[Data entries for graphics]

● ● ● ●

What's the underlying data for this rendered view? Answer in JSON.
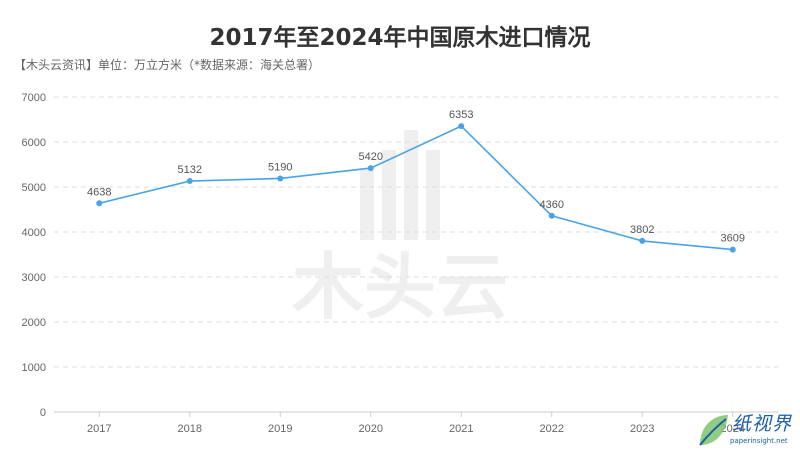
{
  "chart_data": {
    "type": "line",
    "title": "2017年至2024年中国原木进口情况",
    "subtitle": "【木头云资讯】单位：万立方米（*数据来源：海关总署）",
    "x": [
      "2017",
      "2018",
      "2019",
      "2020",
      "2021",
      "2022",
      "2023",
      "2024"
    ],
    "series": [
      {
        "values": [
          4638,
          5132,
          5190,
          5420,
          6353,
          4360,
          3802,
          3609
        ]
      }
    ],
    "data_labels": [
      "4638",
      "5132",
      "5190",
      "5420",
      "6353",
      "4360",
      "3802",
      "3609"
    ],
    "y_ticks": [
      "0",
      "1000",
      "2000",
      "3000",
      "4000",
      "5000",
      "6000",
      "7000"
    ],
    "ylim": [
      0,
      7000
    ],
    "grid": true,
    "line_color": "#4aa3e8"
  },
  "watermark": {
    "center_text": "木头云",
    "corner_text": "纸视界",
    "corner_sub": "paperinsight.net"
  }
}
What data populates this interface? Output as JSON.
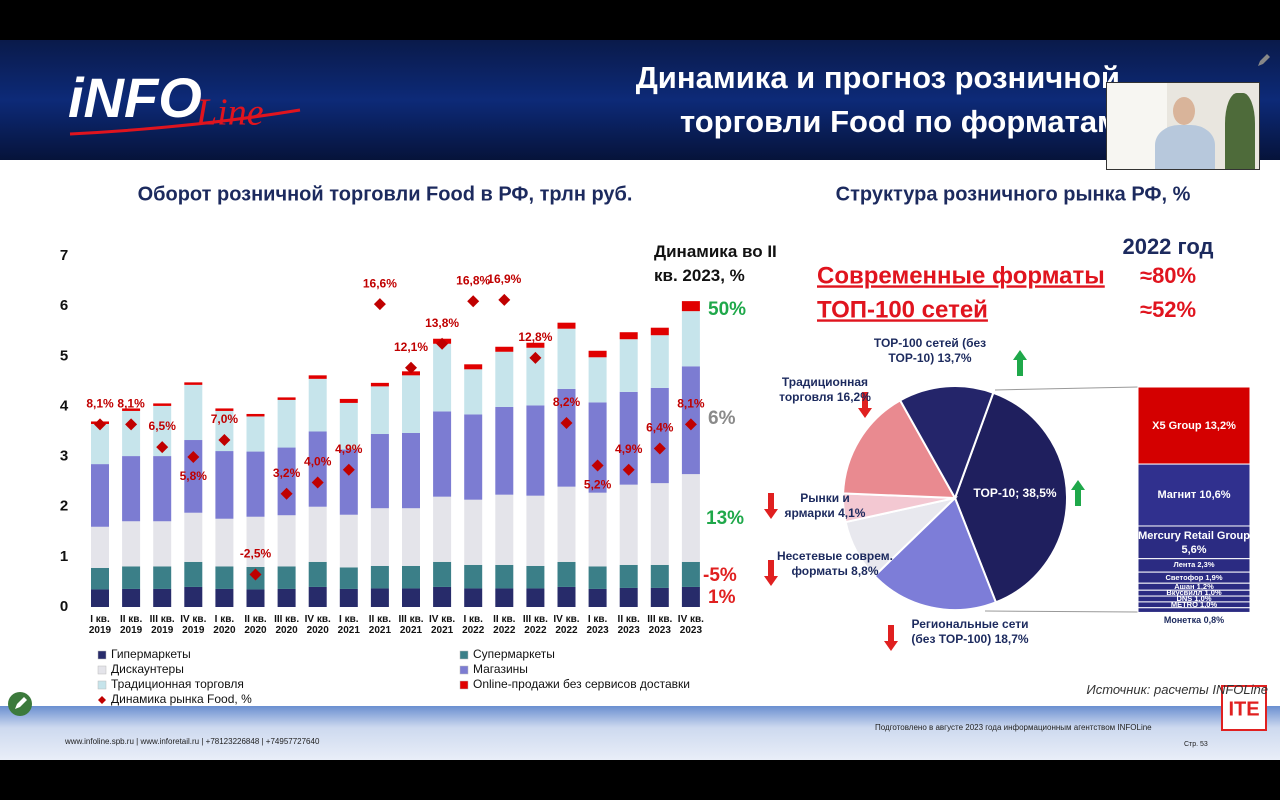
{
  "header": {
    "logo": "iNFO",
    "logo_script": "Line",
    "title": "Динамика и прогноз розничной торговли Food по форматам"
  },
  "chart_data": [
    {
      "type": "bar",
      "stacked": true,
      "title": "Оборот розничной торговли Food в РФ, трлн руб.",
      "categories": [
        "I кв. 2019",
        "II кв. 2019",
        "III кв. 2019",
        "IV кв. 2019",
        "I кв. 2020",
        "II кв. 2020",
        "III кв. 2020",
        "IV кв. 2020",
        "I кв. 2021",
        "II кв. 2021",
        "III кв. 2021",
        "IV кв. 2021",
        "I кв. 2022",
        "II кв. 2022",
        "III кв. 2022",
        "IV кв. 2022",
        "I кв. 2023",
        "II кв. 2023",
        "III кв. 2023",
        "IV кв. 2023"
      ],
      "ylim": [
        0,
        7
      ],
      "yticks": [
        0,
        1,
        2,
        3,
        4,
        5,
        6,
        7
      ],
      "y2lim": [
        -4.8,
        20
      ],
      "series": [
        {
          "name": "Гипермаркеты",
          "color": "#272b6a",
          "values": [
            0.35,
            0.36,
            0.36,
            0.4,
            0.36,
            0.35,
            0.36,
            0.4,
            0.36,
            0.37,
            0.37,
            0.4,
            0.37,
            0.37,
            0.37,
            0.4,
            0.36,
            0.38,
            0.38,
            0.4
          ]
        },
        {
          "name": "Супермаркеты",
          "color": "#3b7f88",
          "values": [
            0.43,
            0.45,
            0.45,
            0.5,
            0.45,
            0.45,
            0.45,
            0.5,
            0.43,
            0.45,
            0.45,
            0.5,
            0.47,
            0.47,
            0.45,
            0.5,
            0.45,
            0.46,
            0.46,
            0.5
          ]
        },
        {
          "name": "Дискаунтеры",
          "color": "#e4e4ea",
          "values": [
            0.82,
            0.9,
            0.9,
            0.98,
            0.95,
            1.0,
            1.02,
            1.1,
            1.05,
            1.15,
            1.15,
            1.3,
            1.3,
            1.4,
            1.4,
            1.5,
            1.47,
            1.6,
            1.63,
            1.75
          ]
        },
        {
          "name": "Магазины",
          "color": "#7c7cd2",
          "values": [
            1.25,
            1.3,
            1.3,
            1.45,
            1.35,
            1.3,
            1.35,
            1.5,
            1.3,
            1.48,
            1.5,
            1.7,
            1.7,
            1.75,
            1.8,
            1.95,
            1.8,
            1.85,
            1.9,
            2.15
          ]
        },
        {
          "name": "Традиционная торговля",
          "color": "#c6e4eb",
          "values": [
            0.8,
            0.9,
            1.0,
            1.1,
            0.8,
            0.7,
            0.95,
            1.05,
            0.93,
            0.95,
            1.15,
            1.35,
            0.9,
            1.1,
            1.15,
            1.2,
            0.9,
            1.05,
            1.05,
            1.1
          ]
        },
        {
          "name": "Online-продажи без сервисов доставки",
          "color": "#e00000",
          "values": [
            0.05,
            0.05,
            0.05,
            0.05,
            0.05,
            0.05,
            0.05,
            0.07,
            0.08,
            0.07,
            0.08,
            0.1,
            0.1,
            0.1,
            0.1,
            0.12,
            0.13,
            0.14,
            0.15,
            0.2
          ]
        },
        {
          "name": "Динамика рынка Food, %",
          "type": "scatter",
          "marker": "diamond",
          "axis": "y2",
          "color": "#c00000",
          "values": [
            8.1,
            8.1,
            6.5,
            5.8,
            7.0,
            -2.5,
            3.2,
            4.0,
            4.9,
            16.6,
            12.1,
            13.8,
            16.8,
            16.9,
            12.8,
            8.2,
            5.2,
            4.9,
            6.4,
            8.1
          ],
          "value_labels": [
            "8,1%",
            "8,1%",
            "6,5%",
            "5,8%",
            "7,0%",
            "-2,5%",
            "3,2%",
            "4,0%",
            "4,9%",
            "16,6%",
            "12,1%",
            "13,8%",
            "16,8%",
            "16,9%",
            "12,8%",
            "8,2%",
            "5,2%",
            "4,9%",
            "6,4%",
            "8,1%"
          ]
        }
      ],
      "annotation_title": "Динамика во II кв. 2023, %",
      "annotations": [
        {
          "text": "50%",
          "color": "#1fa84a"
        },
        {
          "text": "6%",
          "color": "#8a8a8a"
        },
        {
          "text": "13%",
          "color": "#1fa84a"
        },
        {
          "text": "-5%",
          "color": "#e02020"
        },
        {
          "text": "1%",
          "color": "#e02020"
        }
      ]
    },
    {
      "type": "pie",
      "title": "Структура розничного рынка РФ, %",
      "subtitle": "2022 год",
      "highlights": [
        {
          "label": "Современные форматы",
          "value": "≈80%"
        },
        {
          "label": "ТОП-100 сетей",
          "value": "≈52%"
        }
      ],
      "categories": [
        "TOP-10;",
        "Региональные сети (без TOP-100)",
        "Несетевые соврем. форматы",
        "Рынки и ярмарки",
        "Традиционная торговля",
        "TOP-100 сетей (без TOP-10)"
      ],
      "values": [
        38.5,
        18.7,
        8.8,
        4.1,
        16.2,
        13.7
      ],
      "value_labels": [
        "38,5%",
        "18,7%",
        "8,8%",
        "4,1%",
        "16,2%",
        "13,7%"
      ],
      "colors": [
        "#1f1f5e",
        "#7d7dd8",
        "#e8e8ee",
        "#f3c8d2",
        "#e98a90",
        "#24256a"
      ],
      "breakdown": {
        "categories": [
          "X5 Group",
          "Магнит",
          "Mercury Retail Group",
          "Лента",
          "Светофор",
          "Ашан",
          "Вкусвилл",
          "DNS",
          "METRO",
          "Монетка"
        ],
        "values": [
          13.2,
          10.6,
          5.6,
          2.3,
          1.9,
          1.2,
          1.0,
          1.0,
          1.0,
          0.8
        ],
        "value_labels": [
          "13,2%",
          "10,6%",
          "5,6%",
          "2,3%",
          "1,9%",
          "1,2%",
          "1,0%",
          "1,0%",
          "1,0%",
          "0,8%"
        ],
        "colors": [
          "#d40000",
          "#30308e",
          "#2b2b82",
          "#2b2b82",
          "#2b2b82",
          "#2b2b82",
          "#2b2b82",
          "#2b2b82",
          "#2b2b82",
          "#2b2b82"
        ]
      }
    }
  ],
  "source": "Источник: расчеты INFOLine",
  "footer": {
    "contacts": "www.infoline.spb.ru | www.inforetail.ru | +78123226848 | +74957727640",
    "prepared": "Подготовлено в августе 2023 года информационным агентством INFOLine",
    "page": "Стр. 53",
    "logo": "ITE"
  }
}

● ● ● ●

- What to produce -
From the material above, reproduce everything verbatim except the pictures.

- Correct output -
What's the underlying data for this rendered view? Answer in JSON.
{
  "chart_data": {
    "type": "line",
    "title": "2017年至2024年中国原木进口情况",
    "subtitle": "【木头云资讯】单位：万立方米（*数据来源：海关总署）",
    "x": [
      "2017",
      "2018",
      "2019",
      "2020",
      "2021",
      "2022",
      "2023",
      "2024"
    ],
    "series": [
      {
        "values": [
          4638,
          5132,
          5190,
          5420,
          6353,
          4360,
          3802,
          3609
        ]
      }
    ],
    "data_labels": [
      "4638",
      "5132",
      "5190",
      "5420",
      "6353",
      "4360",
      "3802",
      "3609"
    ],
    "y_ticks": [
      "0",
      "1000",
      "2000",
      "3000",
      "4000",
      "5000",
      "6000",
      "7000"
    ],
    "ylim": [
      0,
      7000
    ],
    "grid": true,
    "line_color": "#4aa3e8"
  },
  "watermark": {
    "center_text": "木头云",
    "corner_text": "纸视界",
    "corner_sub": "paperinsight.net"
  }
}
What data populates this interface? Output as JSON.
{
  "header": {
    "logo": "iNFO",
    "logo_script": "Line",
    "title": "Динамика и прогноз розничной торговли Food по форматам"
  },
  "chart_data": [
    {
      "type": "bar",
      "stacked": true,
      "title": "Оборот розничной торговли Food в РФ, трлн руб.",
      "categories": [
        "I кв. 2019",
        "II кв. 2019",
        "III кв. 2019",
        "IV кв. 2019",
        "I кв. 2020",
        "II кв. 2020",
        "III кв. 2020",
        "IV кв. 2020",
        "I кв. 2021",
        "II кв. 2021",
        "III кв. 2021",
        "IV кв. 2021",
        "I кв. 2022",
        "II кв. 2022",
        "III кв. 2022",
        "IV кв. 2022",
        "I кв. 2023",
        "II кв. 2023",
        "III кв. 2023",
        "IV кв. 2023"
      ],
      "ylim": [
        0,
        7
      ],
      "yticks": [
        0,
        1,
        2,
        3,
        4,
        5,
        6,
        7
      ],
      "y2lim": [
        -4.8,
        20
      ],
      "series": [
        {
          "name": "Гипермаркеты",
          "color": "#272b6a",
          "values": [
            0.35,
            0.36,
            0.36,
            0.4,
            0.36,
            0.35,
            0.36,
            0.4,
            0.36,
            0.37,
            0.37,
            0.4,
            0.37,
            0.37,
            0.37,
            0.4,
            0.36,
            0.38,
            0.38,
            0.4
          ]
        },
        {
          "name": "Супермаркеты",
          "color": "#3b7f88",
          "values": [
            0.43,
            0.45,
            0.45,
            0.5,
            0.45,
            0.45,
            0.45,
            0.5,
            0.43,
            0.45,
            0.45,
            0.5,
            0.47,
            0.47,
            0.45,
            0.5,
            0.45,
            0.46,
            0.46,
            0.5
          ]
        },
        {
          "name": "Дискаунтеры",
          "color": "#e4e4ea",
          "values": [
            0.82,
            0.9,
            0.9,
            0.98,
            0.95,
            1.0,
            1.02,
            1.1,
            1.05,
            1.15,
            1.15,
            1.3,
            1.3,
            1.4,
            1.4,
            1.5,
            1.47,
            1.6,
            1.63,
            1.75
          ]
        },
        {
          "name": "Магазины",
          "color": "#7c7cd2",
          "values": [
            1.25,
            1.3,
            1.3,
            1.45,
            1.35,
            1.3,
            1.35,
            1.5,
            1.3,
            1.48,
            1.5,
            1.7,
            1.7,
            1.75,
            1.8,
            1.95,
            1.8,
            1.85,
            1.9,
            2.15
          ]
        },
        {
          "name": "Традиционная торговля",
          "color": "#c6e4eb",
          "values": [
            0.8,
            0.9,
            1.0,
            1.1,
            0.8,
            0.7,
            0.95,
            1.05,
            0.93,
            0.95,
            1.15,
            1.35,
            0.9,
            1.1,
            1.15,
            1.2,
            0.9,
            1.05,
            1.05,
            1.1
          ]
        },
        {
          "name": "Online-продажи без сервисов доставки",
          "color": "#e00000",
          "values": [
            0.05,
            0.05,
            0.05,
            0.05,
            0.05,
            0.05,
            0.05,
            0.07,
            0.08,
            0.07,
            0.08,
            0.1,
            0.1,
            0.1,
            0.1,
            0.12,
            0.13,
            0.14,
            0.15,
            0.2
          ]
        },
        {
          "name": "Динамика рынка Food, %",
          "type": "scatter",
          "marker": "diamond",
          "axis": "y2",
          "color": "#c00000",
          "values": [
            8.1,
            8.1,
            6.5,
            5.8,
            7.0,
            -2.5,
            3.2,
            4.0,
            4.9,
            16.6,
            12.1,
            13.8,
            16.8,
            16.9,
            12.8,
            8.2,
            5.2,
            4.9,
            6.4,
            8.1
          ],
          "value_labels": [
            "8,1%",
            "8,1%",
            "6,5%",
            "5,8%",
            "7,0%",
            "-2,5%",
            "3,2%",
            "4,0%",
            "4,9%",
            "16,6%",
            "12,1%",
            "13,8%",
            "16,8%",
            "16,9%",
            "12,8%",
            "8,2%",
            "5,2%",
            "4,9%",
            "6,4%",
            "8,1%"
          ]
        }
      ],
      "annotation_title": "Динамика во II кв. 2023, %",
      "annotations": [
        {
          "text": "50%",
          "color": "#1fa84a"
        },
        {
          "text": "6%",
          "color": "#8a8a8a"
        },
        {
          "text": "13%",
          "color": "#1fa84a"
        },
        {
          "text": "-5%",
          "color": "#e02020"
        },
        {
          "text": "1%",
          "color": "#e02020"
        }
      ]
    },
    {
      "type": "pie",
      "title": "Структура розничного рынка РФ, %",
      "subtitle": "2022 год",
      "highlights": [
        {
          "label": "Современные форматы",
          "value": "≈80%"
        },
        {
          "label": "ТОП-100 сетей",
          "value": "≈52%"
        }
      ],
      "categories": [
        "TOP-10;",
        "Региональные сети (без TOP-100)",
        "Несетевые соврем. форматы",
        "Рынки и ярмарки",
        "Традиционная торговля",
        "TOP-100 сетей (без TOP-10)"
      ],
      "values": [
        38.5,
        18.7,
        8.8,
        4.1,
        16.2,
        13.7
      ],
      "value_labels": [
        "38,5%",
        "18,7%",
        "8,8%",
        "4,1%",
        "16,2%",
        "13,7%"
      ],
      "colors": [
        "#1f1f5e",
        "#7d7dd8",
        "#e8e8ee",
        "#f3c8d2",
        "#e98a90",
        "#24256a"
      ],
      "breakdown": {
        "categories": [
          "X5 Group",
          "Магнит",
          "Mercury Retail Group",
          "Лента",
          "Светофор",
          "Ашан",
          "Вкусвилл",
          "DNS",
          "METRO",
          "Монетка"
        ],
        "values": [
          13.2,
          10.6,
          5.6,
          2.3,
          1.9,
          1.2,
          1.0,
          1.0,
          1.0,
          0.8
        ],
        "value_labels": [
          "13,2%",
          "10,6%",
          "5,6%",
          "2,3%",
          "1,9%",
          "1,2%",
          "1,0%",
          "1,0%",
          "1,0%",
          "0,8%"
        ],
        "colors": [
          "#d40000",
          "#30308e",
          "#2b2b82",
          "#2b2b82",
          "#2b2b82",
          "#2b2b82",
          "#2b2b82",
          "#2b2b82",
          "#2b2b82",
          "#2b2b82"
        ]
      }
    }
  ],
  "source": "Источник: расчеты INFOLine",
  "footer": {
    "contacts": "www.infoline.spb.ru | www.inforetail.ru | +78123226848 | +74957727640",
    "prepared": "Подготовлено в августе 2023 года информационным агентством INFOLine",
    "page": "Стр. 53",
    "logo": "ITE"
  }
}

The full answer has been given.